— start of Exercise input —
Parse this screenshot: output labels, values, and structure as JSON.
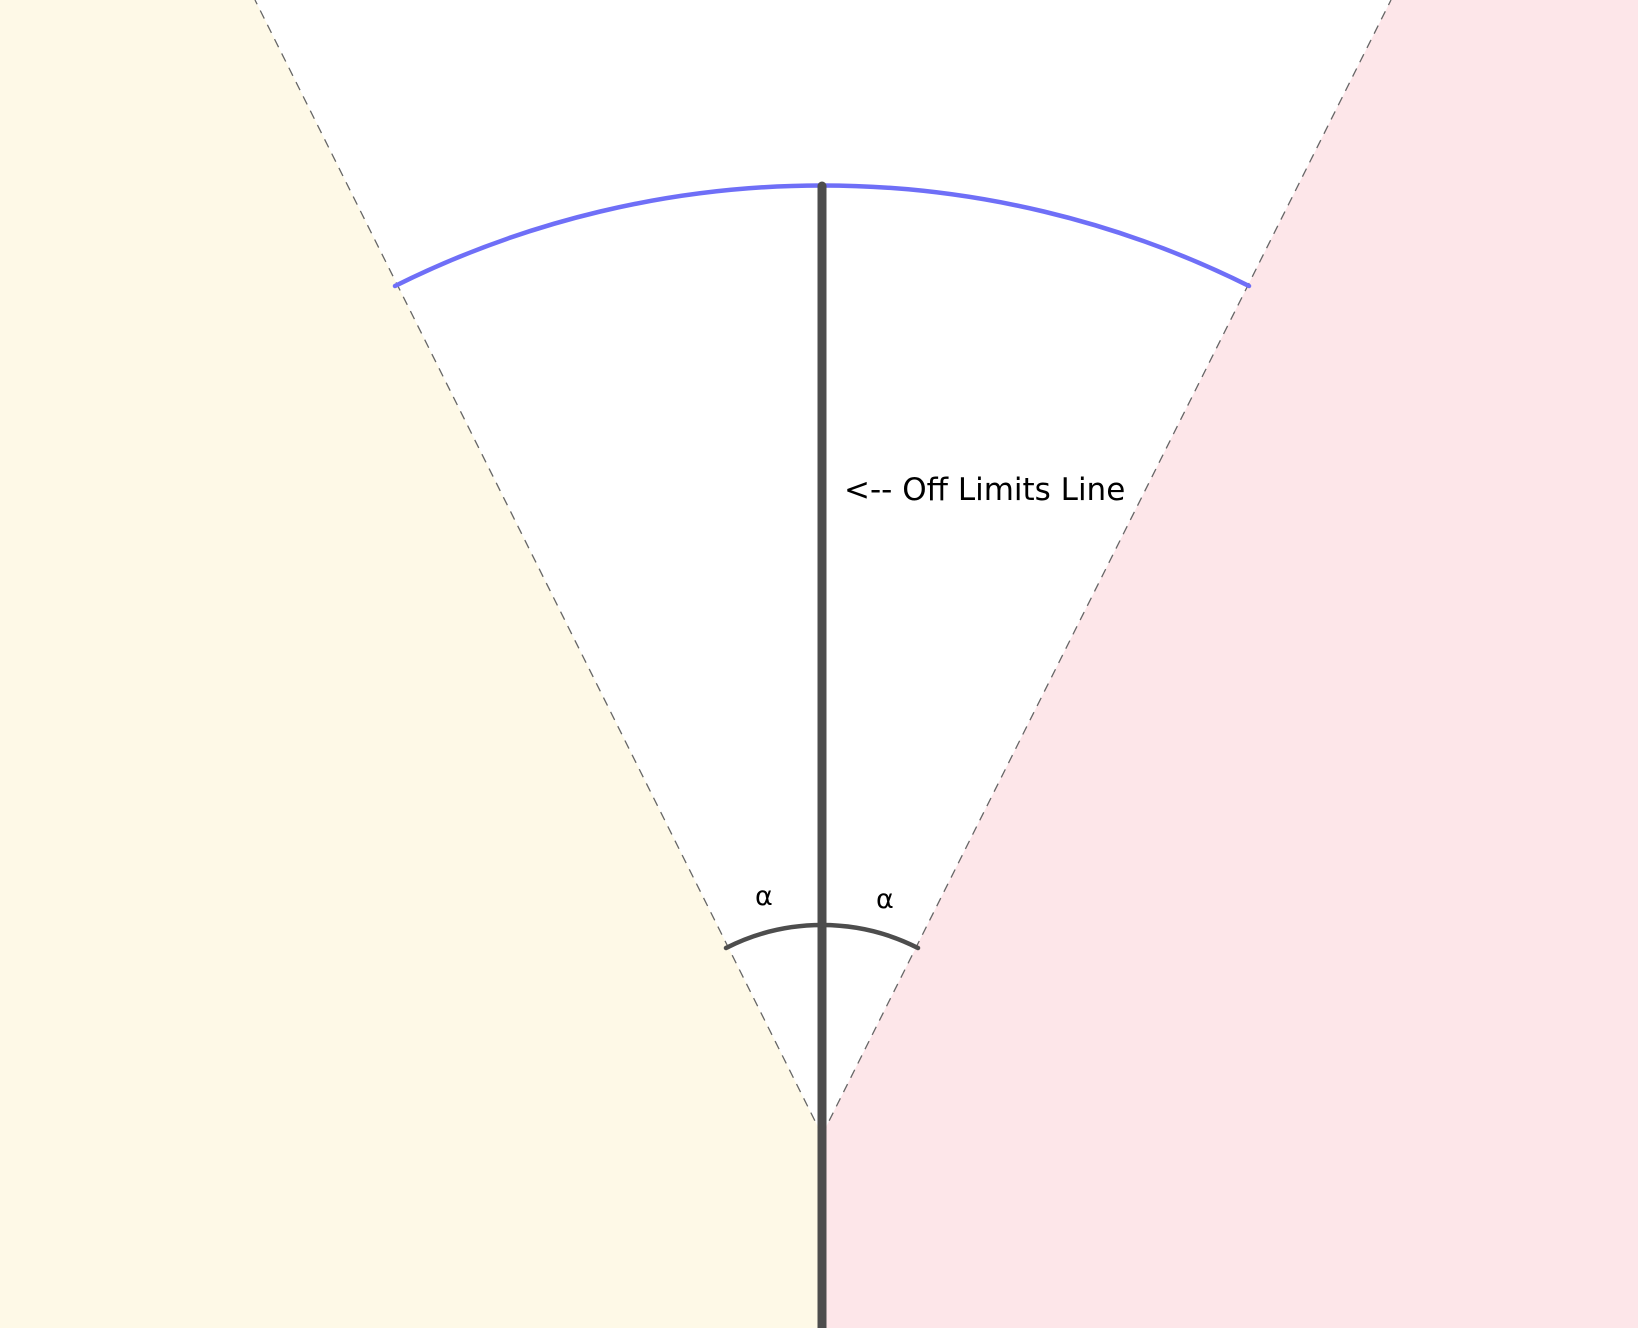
{
  "labels": {
    "off_limits": "<-- Off Limits Line",
    "angle_left": "α",
    "angle_right": "α"
  },
  "colors": {
    "left_region": "#fef9e7",
    "right_region": "#fde6e9",
    "center_wedge": "#ffffff",
    "outer_arc": "#6f6ff7",
    "center_line": "#4d4d4d",
    "dashed_lines": "#666666",
    "angle_arc": "#4d4d4d"
  },
  "angles": {
    "alpha_is_equal_on_both_sides": true
  }
}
— end of Exercise input —
Exercise aim: Retype the listing exactly. Pictures do not belong in the copy.

Solution below:
Parse this screenshot: output labels, values, and structure as JSON.
{
  "labels": {
    "off_limits": "<-- Off Limits Line",
    "angle_left": "α",
    "angle_right": "α"
  },
  "colors": {
    "left_region": "#fef9e7",
    "right_region": "#fde6e9",
    "center_wedge": "#ffffff",
    "outer_arc": "#6f6ff7",
    "center_line": "#4d4d4d",
    "dashed_lines": "#666666",
    "angle_arc": "#4d4d4d"
  },
  "angles": {
    "alpha_is_equal_on_both_sides": true
  }
}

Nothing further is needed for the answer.